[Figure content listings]
----------------
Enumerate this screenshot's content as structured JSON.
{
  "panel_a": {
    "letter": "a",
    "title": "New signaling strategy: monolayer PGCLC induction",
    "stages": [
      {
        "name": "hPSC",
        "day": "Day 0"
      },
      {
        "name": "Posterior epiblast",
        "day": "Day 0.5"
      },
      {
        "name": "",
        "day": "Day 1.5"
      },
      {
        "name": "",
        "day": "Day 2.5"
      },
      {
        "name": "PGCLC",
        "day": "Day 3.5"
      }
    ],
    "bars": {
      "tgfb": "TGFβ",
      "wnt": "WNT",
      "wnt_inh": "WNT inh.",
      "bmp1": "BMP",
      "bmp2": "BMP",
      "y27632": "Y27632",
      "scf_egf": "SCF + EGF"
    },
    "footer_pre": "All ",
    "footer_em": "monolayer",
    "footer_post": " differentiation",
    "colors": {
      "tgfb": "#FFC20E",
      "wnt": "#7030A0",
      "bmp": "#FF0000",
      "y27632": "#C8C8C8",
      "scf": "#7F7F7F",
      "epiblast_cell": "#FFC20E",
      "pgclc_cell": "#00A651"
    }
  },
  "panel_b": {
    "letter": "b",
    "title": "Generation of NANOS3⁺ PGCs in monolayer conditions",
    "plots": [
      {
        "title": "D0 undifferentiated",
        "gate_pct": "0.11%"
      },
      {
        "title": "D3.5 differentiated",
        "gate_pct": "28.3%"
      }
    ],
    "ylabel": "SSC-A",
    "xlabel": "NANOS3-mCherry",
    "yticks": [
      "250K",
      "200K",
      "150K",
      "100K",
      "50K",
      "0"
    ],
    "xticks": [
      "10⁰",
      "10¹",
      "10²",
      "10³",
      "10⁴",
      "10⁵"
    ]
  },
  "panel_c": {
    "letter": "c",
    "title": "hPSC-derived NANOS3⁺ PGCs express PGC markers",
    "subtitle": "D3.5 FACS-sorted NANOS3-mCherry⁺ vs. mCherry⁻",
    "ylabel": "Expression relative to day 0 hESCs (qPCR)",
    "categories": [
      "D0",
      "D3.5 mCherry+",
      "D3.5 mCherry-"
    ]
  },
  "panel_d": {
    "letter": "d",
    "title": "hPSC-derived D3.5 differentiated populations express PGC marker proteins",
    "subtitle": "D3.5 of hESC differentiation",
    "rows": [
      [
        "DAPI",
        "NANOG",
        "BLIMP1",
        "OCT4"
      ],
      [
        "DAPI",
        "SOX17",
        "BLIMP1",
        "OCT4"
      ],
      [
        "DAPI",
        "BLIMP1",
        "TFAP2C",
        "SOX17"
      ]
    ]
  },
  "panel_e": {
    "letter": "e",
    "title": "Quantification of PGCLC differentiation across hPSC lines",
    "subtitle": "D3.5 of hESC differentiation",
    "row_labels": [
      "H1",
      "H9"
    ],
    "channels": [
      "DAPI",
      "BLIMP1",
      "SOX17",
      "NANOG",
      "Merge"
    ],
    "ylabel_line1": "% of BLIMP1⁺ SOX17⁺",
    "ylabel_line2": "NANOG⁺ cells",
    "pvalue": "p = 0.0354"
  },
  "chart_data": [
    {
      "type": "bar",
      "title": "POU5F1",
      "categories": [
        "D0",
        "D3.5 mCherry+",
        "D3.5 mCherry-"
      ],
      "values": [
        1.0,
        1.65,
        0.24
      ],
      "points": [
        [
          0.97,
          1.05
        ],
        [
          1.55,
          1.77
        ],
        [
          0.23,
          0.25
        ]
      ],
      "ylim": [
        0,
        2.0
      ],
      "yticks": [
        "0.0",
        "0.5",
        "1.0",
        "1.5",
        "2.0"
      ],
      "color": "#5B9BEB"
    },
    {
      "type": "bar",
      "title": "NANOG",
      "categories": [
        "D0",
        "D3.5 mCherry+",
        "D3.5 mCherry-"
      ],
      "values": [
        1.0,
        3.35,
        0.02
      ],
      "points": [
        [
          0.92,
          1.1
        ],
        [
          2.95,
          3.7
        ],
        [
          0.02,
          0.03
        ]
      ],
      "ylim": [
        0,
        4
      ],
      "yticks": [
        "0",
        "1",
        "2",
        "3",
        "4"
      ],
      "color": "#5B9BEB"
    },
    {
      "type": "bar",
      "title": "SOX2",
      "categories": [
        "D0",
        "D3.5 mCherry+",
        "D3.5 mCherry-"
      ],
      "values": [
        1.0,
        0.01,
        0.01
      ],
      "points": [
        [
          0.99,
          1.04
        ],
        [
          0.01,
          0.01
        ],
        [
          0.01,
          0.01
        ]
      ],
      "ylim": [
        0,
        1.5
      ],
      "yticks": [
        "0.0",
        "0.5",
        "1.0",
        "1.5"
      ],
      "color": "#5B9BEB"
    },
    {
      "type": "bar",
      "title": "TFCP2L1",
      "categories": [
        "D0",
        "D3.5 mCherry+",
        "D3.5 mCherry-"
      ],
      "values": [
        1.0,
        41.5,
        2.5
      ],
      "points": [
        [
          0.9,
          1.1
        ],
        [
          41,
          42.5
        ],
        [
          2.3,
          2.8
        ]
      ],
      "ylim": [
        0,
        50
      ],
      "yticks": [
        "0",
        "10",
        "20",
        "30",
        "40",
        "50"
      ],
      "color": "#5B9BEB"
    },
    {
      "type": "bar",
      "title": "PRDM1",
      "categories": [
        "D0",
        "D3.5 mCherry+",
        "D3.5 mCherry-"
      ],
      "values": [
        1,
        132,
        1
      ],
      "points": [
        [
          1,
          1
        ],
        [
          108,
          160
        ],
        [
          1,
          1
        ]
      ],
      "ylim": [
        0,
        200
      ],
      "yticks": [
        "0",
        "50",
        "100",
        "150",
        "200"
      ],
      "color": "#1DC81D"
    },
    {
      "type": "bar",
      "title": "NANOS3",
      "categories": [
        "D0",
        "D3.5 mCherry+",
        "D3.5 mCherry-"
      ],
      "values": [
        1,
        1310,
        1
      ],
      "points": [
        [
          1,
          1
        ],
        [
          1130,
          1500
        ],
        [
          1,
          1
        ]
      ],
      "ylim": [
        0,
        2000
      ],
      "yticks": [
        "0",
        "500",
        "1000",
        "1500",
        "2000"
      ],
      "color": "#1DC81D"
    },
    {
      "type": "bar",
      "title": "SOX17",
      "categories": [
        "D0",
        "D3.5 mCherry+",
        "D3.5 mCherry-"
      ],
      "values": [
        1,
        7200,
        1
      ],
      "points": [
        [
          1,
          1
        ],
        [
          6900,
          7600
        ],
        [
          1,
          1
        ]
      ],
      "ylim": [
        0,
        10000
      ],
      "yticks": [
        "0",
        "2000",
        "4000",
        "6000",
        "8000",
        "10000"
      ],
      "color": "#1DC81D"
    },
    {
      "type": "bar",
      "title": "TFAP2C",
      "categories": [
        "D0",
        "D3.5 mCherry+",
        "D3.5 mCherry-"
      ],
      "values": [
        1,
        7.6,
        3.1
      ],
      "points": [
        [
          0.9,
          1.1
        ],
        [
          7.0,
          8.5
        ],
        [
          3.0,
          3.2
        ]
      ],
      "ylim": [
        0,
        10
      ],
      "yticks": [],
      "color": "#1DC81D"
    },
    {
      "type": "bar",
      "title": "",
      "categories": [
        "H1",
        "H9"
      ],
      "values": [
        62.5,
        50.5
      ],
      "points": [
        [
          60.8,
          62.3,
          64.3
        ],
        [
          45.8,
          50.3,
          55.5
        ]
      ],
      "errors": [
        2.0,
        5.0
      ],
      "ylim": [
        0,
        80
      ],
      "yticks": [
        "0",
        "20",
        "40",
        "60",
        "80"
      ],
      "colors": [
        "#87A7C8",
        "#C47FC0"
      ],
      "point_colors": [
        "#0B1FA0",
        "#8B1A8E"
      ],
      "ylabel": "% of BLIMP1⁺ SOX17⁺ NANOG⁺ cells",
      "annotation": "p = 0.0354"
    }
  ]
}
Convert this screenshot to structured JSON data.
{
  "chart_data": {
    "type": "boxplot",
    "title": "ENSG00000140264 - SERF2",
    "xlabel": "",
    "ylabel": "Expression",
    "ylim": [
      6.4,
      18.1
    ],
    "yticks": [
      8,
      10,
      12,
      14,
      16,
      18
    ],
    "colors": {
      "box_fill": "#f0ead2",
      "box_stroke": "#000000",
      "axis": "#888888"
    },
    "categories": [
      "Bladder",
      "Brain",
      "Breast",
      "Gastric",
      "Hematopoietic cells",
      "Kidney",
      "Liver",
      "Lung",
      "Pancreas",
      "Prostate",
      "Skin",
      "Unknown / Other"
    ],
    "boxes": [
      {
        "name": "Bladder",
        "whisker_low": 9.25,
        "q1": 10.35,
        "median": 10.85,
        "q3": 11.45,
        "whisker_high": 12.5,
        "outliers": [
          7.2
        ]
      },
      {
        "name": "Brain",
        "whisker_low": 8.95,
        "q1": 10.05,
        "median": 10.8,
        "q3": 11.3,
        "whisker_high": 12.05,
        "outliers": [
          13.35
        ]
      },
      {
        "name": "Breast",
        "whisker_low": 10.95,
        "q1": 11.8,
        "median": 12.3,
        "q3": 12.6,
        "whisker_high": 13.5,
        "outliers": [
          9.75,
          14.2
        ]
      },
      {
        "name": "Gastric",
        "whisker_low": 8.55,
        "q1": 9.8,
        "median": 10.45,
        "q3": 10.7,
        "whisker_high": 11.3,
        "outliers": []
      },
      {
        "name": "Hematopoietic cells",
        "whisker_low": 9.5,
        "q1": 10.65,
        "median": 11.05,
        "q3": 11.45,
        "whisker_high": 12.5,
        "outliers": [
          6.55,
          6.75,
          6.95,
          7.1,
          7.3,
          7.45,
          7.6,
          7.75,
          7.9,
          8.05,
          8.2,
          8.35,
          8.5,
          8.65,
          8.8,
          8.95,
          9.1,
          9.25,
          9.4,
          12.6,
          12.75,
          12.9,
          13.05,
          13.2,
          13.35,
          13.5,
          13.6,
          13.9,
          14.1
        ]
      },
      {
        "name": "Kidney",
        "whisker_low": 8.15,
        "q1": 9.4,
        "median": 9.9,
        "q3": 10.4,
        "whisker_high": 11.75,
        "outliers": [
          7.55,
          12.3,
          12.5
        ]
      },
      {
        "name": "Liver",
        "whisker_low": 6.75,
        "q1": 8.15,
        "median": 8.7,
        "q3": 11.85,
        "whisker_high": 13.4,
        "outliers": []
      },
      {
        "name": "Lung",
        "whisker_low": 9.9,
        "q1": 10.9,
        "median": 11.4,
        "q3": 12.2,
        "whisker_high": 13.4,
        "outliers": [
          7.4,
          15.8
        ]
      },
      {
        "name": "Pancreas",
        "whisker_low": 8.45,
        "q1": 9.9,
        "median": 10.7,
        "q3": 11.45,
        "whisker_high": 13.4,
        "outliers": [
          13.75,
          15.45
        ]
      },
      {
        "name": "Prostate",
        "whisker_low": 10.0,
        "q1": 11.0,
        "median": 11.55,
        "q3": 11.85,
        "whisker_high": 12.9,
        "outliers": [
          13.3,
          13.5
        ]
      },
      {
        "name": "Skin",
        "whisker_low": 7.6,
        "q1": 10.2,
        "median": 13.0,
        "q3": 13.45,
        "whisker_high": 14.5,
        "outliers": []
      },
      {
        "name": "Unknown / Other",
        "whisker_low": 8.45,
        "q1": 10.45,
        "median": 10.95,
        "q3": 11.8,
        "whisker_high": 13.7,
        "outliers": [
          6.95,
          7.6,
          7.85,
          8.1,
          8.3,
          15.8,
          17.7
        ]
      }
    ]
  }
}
----------------
▸ **THE TASK**
Every line above that holds the string "median" should be copied out.

▸ **FINAL ANSWER**
        "median": 10.85,
        "median": 10.8,
        "median": 12.3,
        "median": 10.45,
        "median": 11.05,
        "median": 9.9,
        "median": 8.7,
        "median": 11.4,
        "median": 10.7,
        "median": 11.55,
        "median": 13.0,
        "median": 10.95,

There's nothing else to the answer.